GIVEN TASK>
Each entry below is to be extracted exactly.

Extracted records
--------------------

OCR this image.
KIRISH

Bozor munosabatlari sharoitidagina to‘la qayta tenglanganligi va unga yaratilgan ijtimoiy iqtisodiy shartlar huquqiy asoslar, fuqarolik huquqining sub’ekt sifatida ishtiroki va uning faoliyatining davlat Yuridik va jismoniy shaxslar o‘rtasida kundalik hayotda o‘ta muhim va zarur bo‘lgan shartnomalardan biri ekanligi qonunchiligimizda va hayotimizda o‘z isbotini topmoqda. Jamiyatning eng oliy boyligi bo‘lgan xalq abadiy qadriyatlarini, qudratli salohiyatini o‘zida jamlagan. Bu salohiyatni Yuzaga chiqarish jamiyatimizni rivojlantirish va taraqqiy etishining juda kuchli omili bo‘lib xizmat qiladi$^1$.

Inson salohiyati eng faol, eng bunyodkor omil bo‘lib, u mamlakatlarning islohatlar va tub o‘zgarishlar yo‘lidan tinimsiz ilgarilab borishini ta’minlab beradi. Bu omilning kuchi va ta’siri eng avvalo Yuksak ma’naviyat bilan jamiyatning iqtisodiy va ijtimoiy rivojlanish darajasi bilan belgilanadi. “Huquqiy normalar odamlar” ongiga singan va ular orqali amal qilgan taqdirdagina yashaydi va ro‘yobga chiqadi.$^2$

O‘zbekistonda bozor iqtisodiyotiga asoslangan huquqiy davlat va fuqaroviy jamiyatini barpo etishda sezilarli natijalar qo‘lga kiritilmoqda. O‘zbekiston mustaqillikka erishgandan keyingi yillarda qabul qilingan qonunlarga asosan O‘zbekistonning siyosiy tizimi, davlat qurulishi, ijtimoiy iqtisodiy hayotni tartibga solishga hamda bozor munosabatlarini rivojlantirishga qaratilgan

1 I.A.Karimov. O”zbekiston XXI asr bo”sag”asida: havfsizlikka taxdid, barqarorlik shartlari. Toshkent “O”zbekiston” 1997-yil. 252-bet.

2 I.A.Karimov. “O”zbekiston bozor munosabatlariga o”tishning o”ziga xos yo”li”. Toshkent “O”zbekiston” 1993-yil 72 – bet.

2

--------------------

SOLUTION TO THIS EXERCISE>
OCR this image.
KIRISH

Bozor munosabatlari sharoitidagina to‘la qayta tenglanganligi va unga yaratilgan ijtimoiy iqtisodiy shartlar huquqiy asoslar, fuqarolik huquqining sub’ekt sifatida ishtiroki va uning faoliyatining davlat Yuridik va jismoniy shaxslar o‘rtasida kundalik hayotda o‘ta muhim va zarur bo‘lgan shartnomalardan biri ekanligi qonunchiligimizda va hayotimizda o‘z isbotini topmoqda. Jamiyatning eng oliy boyligi bo‘lgan xalq abadiy qadriyatlarini, qudratli salohiyatini o‘zida jamlagan. Bu salohiyatni Yuzaga chiqarish jamiyatimizni rivojlantirish va taraqqiy etishining juda kuchli omili bo‘lib xizmat qiladi$^1$.

Inson salohiyati eng faol, eng bunyodkor omil bo‘lib, u mamlakatlarning islohatlar va tub o‘zgarishlar yo‘lidan tinimsiz ilgarilab borishini ta’minlab beradi. Bu omilning kuchi va ta’siri eng avvalo Yuksak ma’naviyat bilan jamiyatning iqtisodiy va ijtimoiy rivojlanish darajasi bilan belgilanadi. “Huquqiy normalar odamlar” ongiga singan va ular orqali amal qilgan taqdirdagina yashaydi va ro‘yobga chiqadi.$^2$

O‘zbekistonda bozor iqtisodiyotiga asoslangan huquqiy davlat va fuqaroviy jamiyatini barpo etishda sezilarli natijalar qo‘lga kiritilmoqda. O‘zbekiston mustaqillikka erishgandan keyingi yillarda qabul qilingan qonunlarga asosan O‘zbekistonning siyosiy tizimi, davlat qurulishi, ijtimoiy iqtisodiy hayotni tartibga solishga hamda bozor munosabatlarini rivojlantirishga qaratilgan

1 I.A.Karimov. O”zbekiston XXI asr bo”sag”asida: havfsizlikka taxdid, barqarorlik shartlari. Toshkent “O”zbekiston” 1997-yil. 252-bet.

2 I.A.Karimov. “O”zbekiston bozor munosabatlariga o”tishning o”ziga xos yo”li”. Toshkent “O”zbekiston” 1993-yil 72 – bet.

2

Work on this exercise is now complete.